**Task objective:** The task calls for every entry to be printed word for word, without the images.

**Given data:**
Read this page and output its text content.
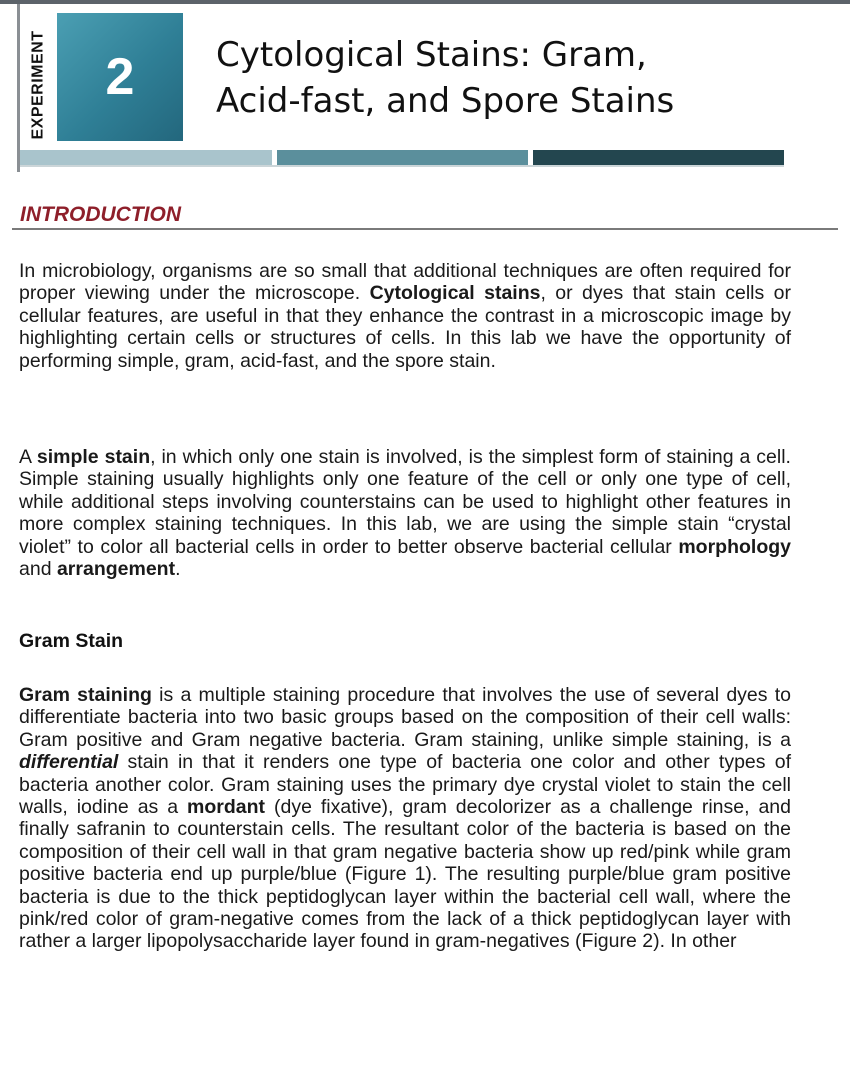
EXPERIMENT 2 Cytological Stains: Gram,
Acid-fast, and Spore Stains
INTRODUCTION

In microbiology, organisms are so small that additional techniques are often required for proper viewing under the microscope. Cytological stains, or dyes that stain cells or cellular features, are useful in that they enhance the contrast in a microscopic image by highlighting certain cells or structures of cells. In this lab we have the opportunity of performing simple, gram, acid-fast, and the spore stain.

A simple stain, in which only one stain is involved, is the simplest form of staining a cell. Simple staining usually highlights only one feature of the cell or only one type of cell, while additional steps involving counterstains can be used to highlight other features in more complex staining techniques. In this lab, we are using the simple stain “crystal violet” to color all bacterial cells in order to better observe bacterial cellular morphology and arrangement.

Gram Stain

Gram staining is a multiple staining procedure that involves the use of several dyes to differentiate bacteria into two basic groups based on the composition of their cell walls: Gram positive and Gram negative bacteria. Gram staining, unlike simple staining, is a differential stain in that it renders one type of bacteria one color and other types of bacteria another color. Gram staining uses the primary dye crystal violet to stain the cell walls, iodine as a mordant (dye fixative), gram decolorizer as a challenge rinse, and finally safranin to counterstain cells. The resultant color of the bacteria is based on the composition of their cell wall in that gram negative bacteria show up red/pink while gram positive bacteria end up purple/blue (Figure 1). The resulting purple/blue gram positive bacteria is due to the thick peptidoglycan layer within the bacterial cell wall, where the pink/red color of gram-negative comes from the lack of a thick peptidoglycan layer with rather a larger lipopolysaccharide layer found in gram-negatives (Figure 2). In other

**Your solution:**
Read this page and output its text content.
EXPERIMENT 2 Cytological Stains: Gram,
Acid-fast, and Spore Stains
INTRODUCTION

In microbiology, organisms are so small that additional techniques are often required for proper viewing under the microscope. Cytological stains, or dyes that stain cells or cellular features, are useful in that they enhance the contrast in a microscopic image by highlighting certain cells or structures of cells. In this lab we have the opportunity of performing simple, gram, acid-fast, and the spore stain.

A simple stain, in which only one stain is involved, is the simplest form of staining a cell. Simple staining usually highlights only one feature of the cell or only one type of cell, while additional steps involving counterstains can be used to highlight other features in more complex staining techniques. In this lab, we are using the simple stain “crystal violet” to color all bacterial cells in order to better observe bacterial cellular morphology and arrangement.

Gram Stain

Gram staining is a multiple staining procedure that involves the use of several dyes to differentiate bacteria into two basic groups based on the composition of their cell walls: Gram positive and Gram negative bacteria. Gram staining, unlike simple staining, is a differential stain in that it renders one type of bacteria one color and other types of bacteria another color. Gram staining uses the primary dye crystal violet to stain the cell walls, iodine as a mordant (dye fixative), gram decolorizer as a challenge rinse, and finally safranin to counterstain cells. The resultant color of the bacteria is based on the composition of their cell wall in that gram negative bacteria show up red/pink while gram positive bacteria end up purple/blue (Figure 1). The resulting purple/blue gram positive bacteria is due to the thick peptidoglycan layer within the bacterial cell wall, where the pink/red color of gram-negative comes from the lack of a thick peptidoglycan layer with rather a larger lipopolysaccharide layer found in gram-negatives (Figure 2). In other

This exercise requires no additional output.